**Do this:**
Determine which lines of the records include the word "phone", and copy them.

(Stored entries)

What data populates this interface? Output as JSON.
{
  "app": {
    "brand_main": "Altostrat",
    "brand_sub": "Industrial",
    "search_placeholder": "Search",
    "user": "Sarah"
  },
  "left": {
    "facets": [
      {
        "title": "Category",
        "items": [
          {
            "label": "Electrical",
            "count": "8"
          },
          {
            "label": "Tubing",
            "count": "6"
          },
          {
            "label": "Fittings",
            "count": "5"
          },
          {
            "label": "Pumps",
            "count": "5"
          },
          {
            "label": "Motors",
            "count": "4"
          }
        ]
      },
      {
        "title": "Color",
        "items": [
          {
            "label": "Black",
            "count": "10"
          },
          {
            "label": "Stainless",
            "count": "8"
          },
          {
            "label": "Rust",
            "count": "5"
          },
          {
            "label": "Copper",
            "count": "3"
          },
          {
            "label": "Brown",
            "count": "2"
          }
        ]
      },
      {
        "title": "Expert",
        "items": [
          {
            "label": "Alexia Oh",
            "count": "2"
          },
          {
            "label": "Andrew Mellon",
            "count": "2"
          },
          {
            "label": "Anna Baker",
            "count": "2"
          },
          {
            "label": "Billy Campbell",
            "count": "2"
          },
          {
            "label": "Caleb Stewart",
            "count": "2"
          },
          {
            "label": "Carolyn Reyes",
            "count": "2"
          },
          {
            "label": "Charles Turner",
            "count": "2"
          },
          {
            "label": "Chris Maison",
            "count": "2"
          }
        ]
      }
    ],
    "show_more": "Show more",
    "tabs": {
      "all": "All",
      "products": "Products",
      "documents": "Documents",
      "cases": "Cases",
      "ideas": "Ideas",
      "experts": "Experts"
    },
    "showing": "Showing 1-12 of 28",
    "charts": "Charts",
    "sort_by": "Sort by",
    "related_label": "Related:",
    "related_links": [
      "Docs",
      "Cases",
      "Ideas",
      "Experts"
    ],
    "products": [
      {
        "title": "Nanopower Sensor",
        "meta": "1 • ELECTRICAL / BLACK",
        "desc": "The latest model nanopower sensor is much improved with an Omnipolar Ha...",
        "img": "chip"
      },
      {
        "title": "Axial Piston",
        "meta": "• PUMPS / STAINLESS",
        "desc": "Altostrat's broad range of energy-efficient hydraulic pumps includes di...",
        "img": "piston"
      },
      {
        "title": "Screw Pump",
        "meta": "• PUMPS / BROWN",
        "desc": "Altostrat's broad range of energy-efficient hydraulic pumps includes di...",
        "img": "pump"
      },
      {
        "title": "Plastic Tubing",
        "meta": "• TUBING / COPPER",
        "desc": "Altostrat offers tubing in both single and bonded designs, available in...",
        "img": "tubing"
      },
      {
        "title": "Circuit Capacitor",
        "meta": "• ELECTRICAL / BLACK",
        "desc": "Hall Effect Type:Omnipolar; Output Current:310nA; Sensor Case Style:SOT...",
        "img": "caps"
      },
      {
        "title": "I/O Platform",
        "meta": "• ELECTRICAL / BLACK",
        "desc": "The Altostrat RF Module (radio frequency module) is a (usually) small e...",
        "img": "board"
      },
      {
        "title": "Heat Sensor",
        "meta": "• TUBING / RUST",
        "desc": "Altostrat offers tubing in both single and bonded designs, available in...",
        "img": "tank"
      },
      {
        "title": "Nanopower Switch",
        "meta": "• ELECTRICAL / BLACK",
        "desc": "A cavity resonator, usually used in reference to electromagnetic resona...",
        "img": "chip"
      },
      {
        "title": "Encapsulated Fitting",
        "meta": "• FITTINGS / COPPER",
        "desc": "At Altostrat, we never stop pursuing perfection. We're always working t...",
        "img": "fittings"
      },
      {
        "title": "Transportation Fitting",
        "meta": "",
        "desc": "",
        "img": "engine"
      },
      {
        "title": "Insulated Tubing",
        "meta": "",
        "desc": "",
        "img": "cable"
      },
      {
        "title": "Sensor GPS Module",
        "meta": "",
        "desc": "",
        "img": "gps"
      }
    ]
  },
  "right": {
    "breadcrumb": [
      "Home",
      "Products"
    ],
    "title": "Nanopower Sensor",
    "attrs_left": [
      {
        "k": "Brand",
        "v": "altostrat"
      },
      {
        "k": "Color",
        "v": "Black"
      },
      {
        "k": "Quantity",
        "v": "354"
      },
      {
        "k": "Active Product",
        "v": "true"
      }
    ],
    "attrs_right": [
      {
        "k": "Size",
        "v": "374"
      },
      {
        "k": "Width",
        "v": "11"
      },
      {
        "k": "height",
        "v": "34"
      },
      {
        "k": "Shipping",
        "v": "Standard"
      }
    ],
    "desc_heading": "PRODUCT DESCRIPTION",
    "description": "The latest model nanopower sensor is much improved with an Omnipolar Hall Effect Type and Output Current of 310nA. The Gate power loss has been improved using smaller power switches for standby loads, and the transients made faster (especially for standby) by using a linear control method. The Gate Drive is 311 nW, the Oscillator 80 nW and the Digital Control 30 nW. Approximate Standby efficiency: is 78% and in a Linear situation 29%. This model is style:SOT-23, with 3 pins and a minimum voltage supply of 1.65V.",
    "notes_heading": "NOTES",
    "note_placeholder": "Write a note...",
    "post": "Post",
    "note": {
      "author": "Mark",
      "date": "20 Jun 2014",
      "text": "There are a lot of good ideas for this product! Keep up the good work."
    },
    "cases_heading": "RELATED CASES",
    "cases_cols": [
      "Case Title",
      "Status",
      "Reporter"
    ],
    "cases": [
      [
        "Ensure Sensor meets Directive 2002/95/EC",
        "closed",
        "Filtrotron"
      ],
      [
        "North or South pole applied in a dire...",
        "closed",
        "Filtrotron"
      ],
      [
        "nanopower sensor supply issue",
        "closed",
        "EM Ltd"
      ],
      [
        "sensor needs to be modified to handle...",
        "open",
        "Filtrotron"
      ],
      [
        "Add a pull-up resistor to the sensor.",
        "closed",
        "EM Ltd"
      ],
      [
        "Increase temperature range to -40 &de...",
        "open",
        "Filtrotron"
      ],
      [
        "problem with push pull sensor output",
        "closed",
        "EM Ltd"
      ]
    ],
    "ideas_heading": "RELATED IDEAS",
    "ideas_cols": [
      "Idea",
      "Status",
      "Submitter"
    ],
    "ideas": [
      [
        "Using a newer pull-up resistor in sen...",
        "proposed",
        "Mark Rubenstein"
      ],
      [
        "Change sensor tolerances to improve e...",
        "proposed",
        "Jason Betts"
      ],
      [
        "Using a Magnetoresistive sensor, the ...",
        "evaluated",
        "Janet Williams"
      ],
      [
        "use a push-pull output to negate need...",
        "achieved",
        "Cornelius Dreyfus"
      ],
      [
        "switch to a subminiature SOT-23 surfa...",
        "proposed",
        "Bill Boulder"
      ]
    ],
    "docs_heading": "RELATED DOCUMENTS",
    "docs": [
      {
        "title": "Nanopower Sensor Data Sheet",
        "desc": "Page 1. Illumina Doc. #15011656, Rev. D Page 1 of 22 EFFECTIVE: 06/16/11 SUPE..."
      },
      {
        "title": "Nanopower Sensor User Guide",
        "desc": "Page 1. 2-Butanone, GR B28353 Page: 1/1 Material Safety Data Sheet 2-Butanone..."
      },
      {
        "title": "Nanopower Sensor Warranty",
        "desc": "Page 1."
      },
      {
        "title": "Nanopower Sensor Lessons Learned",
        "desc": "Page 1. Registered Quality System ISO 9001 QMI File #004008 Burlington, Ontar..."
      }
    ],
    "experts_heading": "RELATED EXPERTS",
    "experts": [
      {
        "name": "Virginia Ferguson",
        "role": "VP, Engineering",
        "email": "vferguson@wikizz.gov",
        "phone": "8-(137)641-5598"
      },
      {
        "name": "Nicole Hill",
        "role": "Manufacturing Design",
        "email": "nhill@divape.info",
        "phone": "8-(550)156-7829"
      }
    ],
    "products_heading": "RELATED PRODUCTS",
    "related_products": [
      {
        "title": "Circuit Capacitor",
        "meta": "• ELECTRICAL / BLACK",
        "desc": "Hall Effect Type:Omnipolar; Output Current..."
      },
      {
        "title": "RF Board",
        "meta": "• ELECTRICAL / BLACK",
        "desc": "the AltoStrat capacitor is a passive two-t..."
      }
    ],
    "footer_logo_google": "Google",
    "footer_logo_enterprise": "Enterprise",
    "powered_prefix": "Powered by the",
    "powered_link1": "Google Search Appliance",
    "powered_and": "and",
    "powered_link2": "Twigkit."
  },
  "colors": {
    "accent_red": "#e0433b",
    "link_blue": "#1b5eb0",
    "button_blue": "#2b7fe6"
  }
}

**Task answer:**
        "phone": "8-(137)641-5598"
        "phone": "8-(550)156-7829"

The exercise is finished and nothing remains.